**Provided data**
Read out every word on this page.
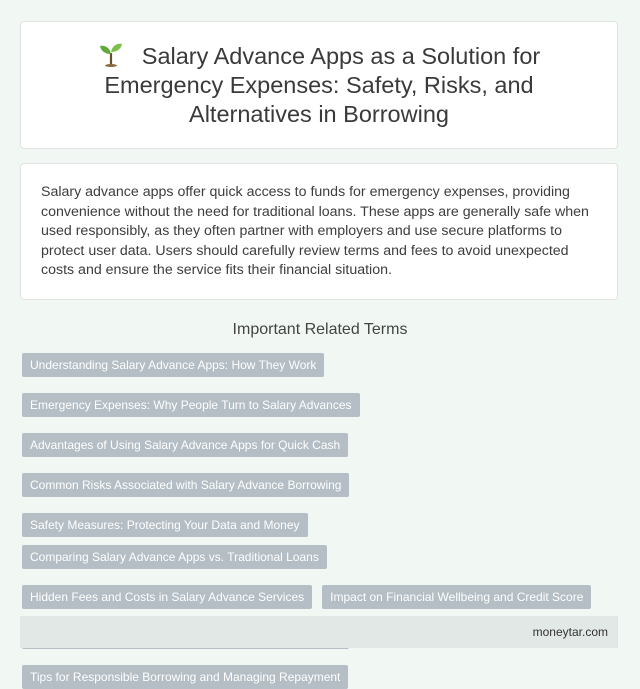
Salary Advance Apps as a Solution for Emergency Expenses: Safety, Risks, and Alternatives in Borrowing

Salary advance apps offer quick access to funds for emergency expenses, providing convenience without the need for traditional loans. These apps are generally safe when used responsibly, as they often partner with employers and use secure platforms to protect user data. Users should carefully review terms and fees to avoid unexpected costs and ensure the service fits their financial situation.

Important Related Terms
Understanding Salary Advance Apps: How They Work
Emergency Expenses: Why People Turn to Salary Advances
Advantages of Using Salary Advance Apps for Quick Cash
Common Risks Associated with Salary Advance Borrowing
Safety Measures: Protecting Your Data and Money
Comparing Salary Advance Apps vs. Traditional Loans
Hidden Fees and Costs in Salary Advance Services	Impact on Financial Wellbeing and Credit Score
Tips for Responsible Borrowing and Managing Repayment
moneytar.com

...

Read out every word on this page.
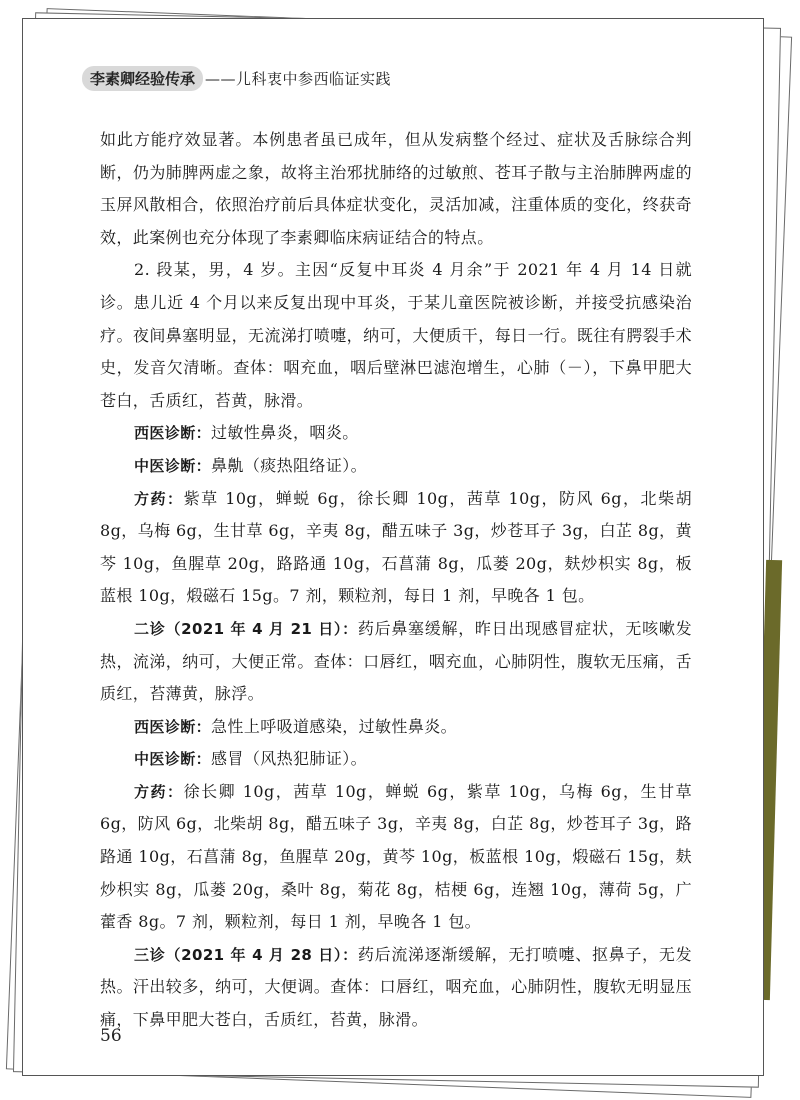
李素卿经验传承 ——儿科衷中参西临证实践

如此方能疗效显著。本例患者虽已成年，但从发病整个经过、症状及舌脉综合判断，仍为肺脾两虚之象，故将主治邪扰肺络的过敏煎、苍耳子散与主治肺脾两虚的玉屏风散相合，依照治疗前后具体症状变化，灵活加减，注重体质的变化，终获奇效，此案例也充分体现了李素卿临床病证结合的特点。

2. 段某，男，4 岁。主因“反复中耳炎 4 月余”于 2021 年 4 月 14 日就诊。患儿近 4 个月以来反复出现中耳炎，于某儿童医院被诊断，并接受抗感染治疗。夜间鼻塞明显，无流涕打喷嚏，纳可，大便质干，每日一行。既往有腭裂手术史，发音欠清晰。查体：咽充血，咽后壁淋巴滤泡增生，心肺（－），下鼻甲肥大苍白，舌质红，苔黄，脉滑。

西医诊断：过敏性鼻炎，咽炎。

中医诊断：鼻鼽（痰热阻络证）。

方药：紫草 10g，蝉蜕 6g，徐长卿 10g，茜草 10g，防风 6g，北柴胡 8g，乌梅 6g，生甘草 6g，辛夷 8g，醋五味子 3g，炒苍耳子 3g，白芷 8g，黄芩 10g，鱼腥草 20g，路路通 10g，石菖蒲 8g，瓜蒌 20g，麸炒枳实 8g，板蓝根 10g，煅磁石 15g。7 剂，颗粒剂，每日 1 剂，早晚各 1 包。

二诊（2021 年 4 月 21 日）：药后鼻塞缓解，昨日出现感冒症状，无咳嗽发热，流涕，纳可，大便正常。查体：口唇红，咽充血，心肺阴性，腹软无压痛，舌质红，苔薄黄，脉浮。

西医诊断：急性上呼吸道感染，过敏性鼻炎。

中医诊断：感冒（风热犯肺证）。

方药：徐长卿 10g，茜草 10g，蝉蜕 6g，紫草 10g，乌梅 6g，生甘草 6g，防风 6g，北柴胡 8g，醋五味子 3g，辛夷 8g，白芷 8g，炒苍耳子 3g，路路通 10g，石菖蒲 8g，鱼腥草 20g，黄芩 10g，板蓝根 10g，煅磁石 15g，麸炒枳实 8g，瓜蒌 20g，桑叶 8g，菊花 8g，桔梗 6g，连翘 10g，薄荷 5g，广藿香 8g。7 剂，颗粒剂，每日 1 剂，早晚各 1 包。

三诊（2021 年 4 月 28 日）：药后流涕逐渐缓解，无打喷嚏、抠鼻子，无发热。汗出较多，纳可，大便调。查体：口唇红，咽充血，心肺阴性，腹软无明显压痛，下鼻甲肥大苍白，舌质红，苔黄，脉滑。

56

**Problem to solve**
Pull out each line holding the string "with".

**Exercise response**
Salary advance apps offer quick access to funds for emergency expenses, providing convenience without the need for traditional loans. These apps are generally safe when used responsibly, as they often partner with employers and use secure platforms to protect user data. Users should carefully review terms and fees to avoid unexpected costs and ensure the service fits their financial situation.
Common Risks Associated with Salary Advance Borrowing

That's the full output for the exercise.